━━━ Provided data

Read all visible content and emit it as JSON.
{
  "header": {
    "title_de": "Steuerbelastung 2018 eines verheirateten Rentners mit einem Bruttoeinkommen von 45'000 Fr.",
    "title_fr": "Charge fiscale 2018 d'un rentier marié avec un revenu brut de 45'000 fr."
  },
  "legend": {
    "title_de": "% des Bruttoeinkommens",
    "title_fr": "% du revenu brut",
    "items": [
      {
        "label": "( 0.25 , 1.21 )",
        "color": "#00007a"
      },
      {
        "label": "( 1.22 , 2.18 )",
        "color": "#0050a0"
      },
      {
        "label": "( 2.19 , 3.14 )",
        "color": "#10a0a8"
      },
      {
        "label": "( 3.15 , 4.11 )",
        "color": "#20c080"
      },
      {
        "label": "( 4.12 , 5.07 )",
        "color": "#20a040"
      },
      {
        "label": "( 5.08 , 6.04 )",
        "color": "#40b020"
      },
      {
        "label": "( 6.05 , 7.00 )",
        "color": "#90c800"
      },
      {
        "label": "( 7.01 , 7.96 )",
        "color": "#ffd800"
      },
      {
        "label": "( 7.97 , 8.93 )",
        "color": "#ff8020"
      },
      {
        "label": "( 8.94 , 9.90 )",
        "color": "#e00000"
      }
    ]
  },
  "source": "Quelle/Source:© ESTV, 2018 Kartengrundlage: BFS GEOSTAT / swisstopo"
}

━━━━━━

#### Directions for this task:
Reproduce the entries above in full by retyping them exactly.

#### Task result:
Read all visible content and emit it as JSON.
{
  "header": {
    "title_de": "Steuerbelastung 2018 eines verheirateten Rentners mit einem Bruttoeinkommen von 45'000 Fr.",
    "title_fr": "Charge fiscale 2018 d'un rentier marié avec un revenu brut de 45'000 fr."
  },
  "legend": {
    "title_de": "% des Bruttoeinkommens",
    "title_fr": "% du revenu brut",
    "items": [
      {
        "label": "( 0.25 , 1.21 )",
        "color": "#00007a"
      },
      {
        "label": "( 1.22 , 2.18 )",
        "color": "#0050a0"
      },
      {
        "label": "( 2.19 , 3.14 )",
        "color": "#10a0a8"
      },
      {
        "label": "( 3.15 , 4.11 )",
        "color": "#20c080"
      },
      {
        "label": "( 4.12 , 5.07 )",
        "color": "#20a040"
      },
      {
        "label": "( 5.08 , 6.04 )",
        "color": "#40b020"
      },
      {
        "label": "( 6.05 , 7.00 )",
        "color": "#90c800"
      },
      {
        "label": "( 7.01 , 7.96 )",
        "color": "#ffd800"
      },
      {
        "label": "( 7.97 , 8.93 )",
        "color": "#ff8020"
      },
      {
        "label": "( 8.94 , 9.90 )",
        "color": "#e00000"
      }
    ]
  },
  "source": "Quelle/Source:© ESTV, 2018 Kartengrundlage: BFS GEOSTAT / swisstopo"
}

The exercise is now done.